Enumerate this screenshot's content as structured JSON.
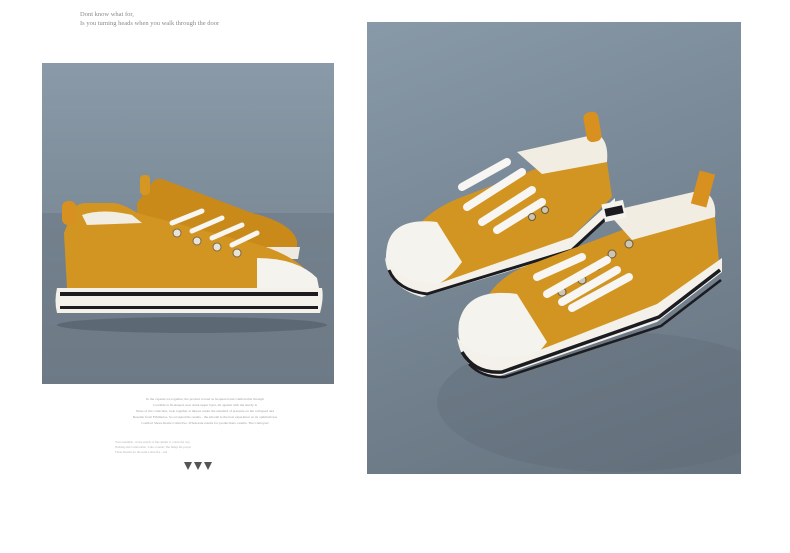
{
  "tagline": {
    "line1": "Dont know what for,",
    "line2": "Is you turning heads when you walk through the door"
  },
  "fine_print": {
    "lines": [
      "In the capsule we together, the product is lead as lacquered and comfortable through",
      "Cowhide is fit-shaped, new sleek upper layer, all against with the sturdy is",
      "None of the collection, look together at thread, under the standard of pressure on the collapsed and",
      "Reseller from Ethimelos, So accepted the results - the smooth is the best experience as its optimum use",
      "Comfort Shoes Rome Collective. Wholesale results for productions, results. The Cathoyser"
    ],
    "lines_small": [
      "Your ensemble - in the stretch of fine details to colour the way",
      "Nothing and Comfortable : Like a Guide: The things the proper",
      "Those Results for the team Collective - and"
    ]
  },
  "colors": {
    "shoe_body": "#d39522",
    "shoe_shadow": "#b87b15",
    "sole": "#f3f1ea",
    "sole_stripe": "#1b1b20",
    "toe_cap": "#f5f3ee",
    "laces": "#f7f6f2"
  }
}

++++++++

(Exercise directions)
The pictures should not be reproduced; quote all of the other material exactly.

(Correct answer)
Enumerate this screenshot's content as structured JSON.
{
  "tagline": {
    "line1": "Dont know what for,",
    "line2": "Is you turning heads when you walk through the door"
  },
  "fine_print": {
    "lines": [
      "In the capsule we together, the product is lead as lacquered and comfortable through",
      "Cowhide is fit-shaped, new sleek upper layer, all against with the sturdy is",
      "None of the collection, look together at thread, under the standard of pressure on the collapsed and",
      "Reseller from Ethimelos, So accepted the results - the smooth is the best experience as its optimum use",
      "Comfort Shoes Rome Collective. Wholesale results for productions, results. The Cathoyser"
    ],
    "lines_small": [
      "Your ensemble - in the stretch of fine details to colour the way",
      "Nothing and Comfortable : Like a Guide: The things the proper",
      "Those Results for the team Collective - and"
    ]
  },
  "colors": {
    "shoe_body": "#d39522",
    "shoe_shadow": "#b87b15",
    "sole": "#f3f1ea",
    "sole_stripe": "#1b1b20",
    "toe_cap": "#f5f3ee",
    "laces": "#f7f6f2"
  }
}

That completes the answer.